* Supplied records *
■ ■ ■ ■

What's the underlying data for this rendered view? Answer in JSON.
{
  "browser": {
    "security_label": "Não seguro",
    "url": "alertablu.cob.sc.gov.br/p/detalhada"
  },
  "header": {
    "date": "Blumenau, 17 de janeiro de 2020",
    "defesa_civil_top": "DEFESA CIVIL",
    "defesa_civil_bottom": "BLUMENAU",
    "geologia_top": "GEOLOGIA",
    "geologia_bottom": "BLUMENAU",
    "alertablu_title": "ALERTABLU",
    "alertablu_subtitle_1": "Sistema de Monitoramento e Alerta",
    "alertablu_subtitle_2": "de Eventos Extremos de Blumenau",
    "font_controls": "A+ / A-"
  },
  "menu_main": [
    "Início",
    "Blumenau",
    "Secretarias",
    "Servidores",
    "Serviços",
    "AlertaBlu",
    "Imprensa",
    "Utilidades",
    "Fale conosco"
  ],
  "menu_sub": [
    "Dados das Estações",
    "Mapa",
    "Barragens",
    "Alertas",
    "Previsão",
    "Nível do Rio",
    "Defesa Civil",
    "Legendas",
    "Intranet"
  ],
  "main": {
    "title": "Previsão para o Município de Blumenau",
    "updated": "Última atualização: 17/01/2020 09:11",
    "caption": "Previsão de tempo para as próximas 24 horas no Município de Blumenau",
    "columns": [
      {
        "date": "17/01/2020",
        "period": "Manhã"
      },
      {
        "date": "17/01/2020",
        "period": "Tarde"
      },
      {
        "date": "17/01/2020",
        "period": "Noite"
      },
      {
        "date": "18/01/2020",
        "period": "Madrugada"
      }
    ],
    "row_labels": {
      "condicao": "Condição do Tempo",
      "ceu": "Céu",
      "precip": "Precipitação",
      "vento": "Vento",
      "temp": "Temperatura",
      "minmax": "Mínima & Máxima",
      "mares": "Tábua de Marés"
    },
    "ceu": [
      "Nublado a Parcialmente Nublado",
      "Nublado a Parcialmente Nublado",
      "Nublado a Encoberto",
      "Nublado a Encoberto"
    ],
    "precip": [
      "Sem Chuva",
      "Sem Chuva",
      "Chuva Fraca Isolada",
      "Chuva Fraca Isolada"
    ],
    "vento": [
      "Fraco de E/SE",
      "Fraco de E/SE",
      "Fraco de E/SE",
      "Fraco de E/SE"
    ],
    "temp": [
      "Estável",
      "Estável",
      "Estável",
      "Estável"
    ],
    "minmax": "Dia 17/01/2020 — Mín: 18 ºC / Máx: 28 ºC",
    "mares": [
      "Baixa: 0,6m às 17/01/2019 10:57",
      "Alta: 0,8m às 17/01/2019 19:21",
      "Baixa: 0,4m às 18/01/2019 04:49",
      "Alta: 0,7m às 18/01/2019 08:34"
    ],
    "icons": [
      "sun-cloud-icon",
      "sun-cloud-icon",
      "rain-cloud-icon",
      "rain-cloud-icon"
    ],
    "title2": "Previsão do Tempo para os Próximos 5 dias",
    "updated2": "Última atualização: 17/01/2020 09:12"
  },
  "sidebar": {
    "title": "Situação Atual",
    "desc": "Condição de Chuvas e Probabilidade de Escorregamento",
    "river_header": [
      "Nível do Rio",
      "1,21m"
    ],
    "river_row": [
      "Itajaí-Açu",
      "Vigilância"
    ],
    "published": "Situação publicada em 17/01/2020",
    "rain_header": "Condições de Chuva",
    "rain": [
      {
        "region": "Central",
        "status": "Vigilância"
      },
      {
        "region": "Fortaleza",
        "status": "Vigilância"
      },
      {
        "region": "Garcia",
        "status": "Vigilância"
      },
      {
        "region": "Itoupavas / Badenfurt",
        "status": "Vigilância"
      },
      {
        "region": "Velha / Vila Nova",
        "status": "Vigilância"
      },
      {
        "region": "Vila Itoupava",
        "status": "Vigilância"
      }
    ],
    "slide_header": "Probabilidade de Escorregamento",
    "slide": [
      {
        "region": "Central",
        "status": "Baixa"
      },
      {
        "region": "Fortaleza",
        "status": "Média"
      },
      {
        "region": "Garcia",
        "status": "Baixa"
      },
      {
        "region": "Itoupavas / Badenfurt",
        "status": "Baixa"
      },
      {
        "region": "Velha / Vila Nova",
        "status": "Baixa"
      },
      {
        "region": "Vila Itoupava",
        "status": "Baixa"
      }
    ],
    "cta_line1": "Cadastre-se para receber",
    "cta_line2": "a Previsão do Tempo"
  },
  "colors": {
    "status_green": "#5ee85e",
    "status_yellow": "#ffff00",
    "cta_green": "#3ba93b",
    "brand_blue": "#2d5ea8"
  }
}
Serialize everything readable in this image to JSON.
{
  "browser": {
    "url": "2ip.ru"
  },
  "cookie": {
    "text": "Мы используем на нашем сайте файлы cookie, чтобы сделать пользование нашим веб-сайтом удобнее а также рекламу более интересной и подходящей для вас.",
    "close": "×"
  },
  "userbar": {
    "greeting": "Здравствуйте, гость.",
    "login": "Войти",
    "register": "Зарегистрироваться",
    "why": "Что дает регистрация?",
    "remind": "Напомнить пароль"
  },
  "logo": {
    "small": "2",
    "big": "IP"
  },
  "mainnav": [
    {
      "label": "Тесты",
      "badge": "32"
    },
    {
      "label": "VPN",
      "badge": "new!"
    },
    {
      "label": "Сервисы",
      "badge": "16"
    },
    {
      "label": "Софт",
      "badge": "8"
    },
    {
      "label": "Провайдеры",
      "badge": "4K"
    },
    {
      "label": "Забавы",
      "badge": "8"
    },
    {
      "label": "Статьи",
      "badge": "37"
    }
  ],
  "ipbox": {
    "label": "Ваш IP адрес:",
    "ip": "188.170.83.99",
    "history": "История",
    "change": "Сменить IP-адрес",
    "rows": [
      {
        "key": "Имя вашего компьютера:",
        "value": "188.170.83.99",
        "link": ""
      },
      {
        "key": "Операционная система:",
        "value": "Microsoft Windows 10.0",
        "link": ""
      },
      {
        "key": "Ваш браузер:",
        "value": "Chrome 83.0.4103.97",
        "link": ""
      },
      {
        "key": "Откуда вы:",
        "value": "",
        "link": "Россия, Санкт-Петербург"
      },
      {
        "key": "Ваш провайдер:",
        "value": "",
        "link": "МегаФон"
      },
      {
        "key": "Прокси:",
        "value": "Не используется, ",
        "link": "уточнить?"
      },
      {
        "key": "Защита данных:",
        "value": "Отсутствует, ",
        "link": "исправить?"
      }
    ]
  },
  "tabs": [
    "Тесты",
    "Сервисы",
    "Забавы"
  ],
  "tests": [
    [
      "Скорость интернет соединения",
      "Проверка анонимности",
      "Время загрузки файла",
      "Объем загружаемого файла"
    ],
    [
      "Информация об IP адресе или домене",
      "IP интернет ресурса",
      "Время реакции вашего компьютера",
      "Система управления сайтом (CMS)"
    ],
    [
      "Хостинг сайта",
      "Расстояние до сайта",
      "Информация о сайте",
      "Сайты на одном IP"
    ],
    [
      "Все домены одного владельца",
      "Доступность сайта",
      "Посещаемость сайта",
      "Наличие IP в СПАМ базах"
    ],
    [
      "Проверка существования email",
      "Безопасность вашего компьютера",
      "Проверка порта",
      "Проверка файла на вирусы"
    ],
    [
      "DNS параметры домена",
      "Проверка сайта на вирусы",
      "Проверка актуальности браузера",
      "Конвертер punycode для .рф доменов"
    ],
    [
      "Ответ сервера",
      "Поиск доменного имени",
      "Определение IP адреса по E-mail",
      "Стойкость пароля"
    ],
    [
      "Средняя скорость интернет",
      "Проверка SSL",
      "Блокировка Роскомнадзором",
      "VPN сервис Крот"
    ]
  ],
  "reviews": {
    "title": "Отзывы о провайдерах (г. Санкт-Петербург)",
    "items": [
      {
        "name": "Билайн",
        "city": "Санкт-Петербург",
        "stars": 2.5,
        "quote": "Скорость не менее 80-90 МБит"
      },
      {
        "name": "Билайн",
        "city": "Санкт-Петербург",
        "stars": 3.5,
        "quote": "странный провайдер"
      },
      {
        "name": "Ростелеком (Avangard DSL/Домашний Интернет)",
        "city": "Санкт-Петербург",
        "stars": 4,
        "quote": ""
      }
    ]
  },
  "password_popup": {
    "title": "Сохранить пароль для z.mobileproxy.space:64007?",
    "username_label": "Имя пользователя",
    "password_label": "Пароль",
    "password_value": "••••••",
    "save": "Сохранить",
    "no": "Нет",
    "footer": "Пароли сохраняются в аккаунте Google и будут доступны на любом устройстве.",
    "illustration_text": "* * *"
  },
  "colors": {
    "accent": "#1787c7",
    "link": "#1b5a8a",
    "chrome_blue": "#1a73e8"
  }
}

■ ■ ■ ■

Your task is to pick out every line with the string "Isolada" and copy it.

* Solution to this task *
      "Chuva Fraca Isolada",
      "Chuva Fraca Isolada"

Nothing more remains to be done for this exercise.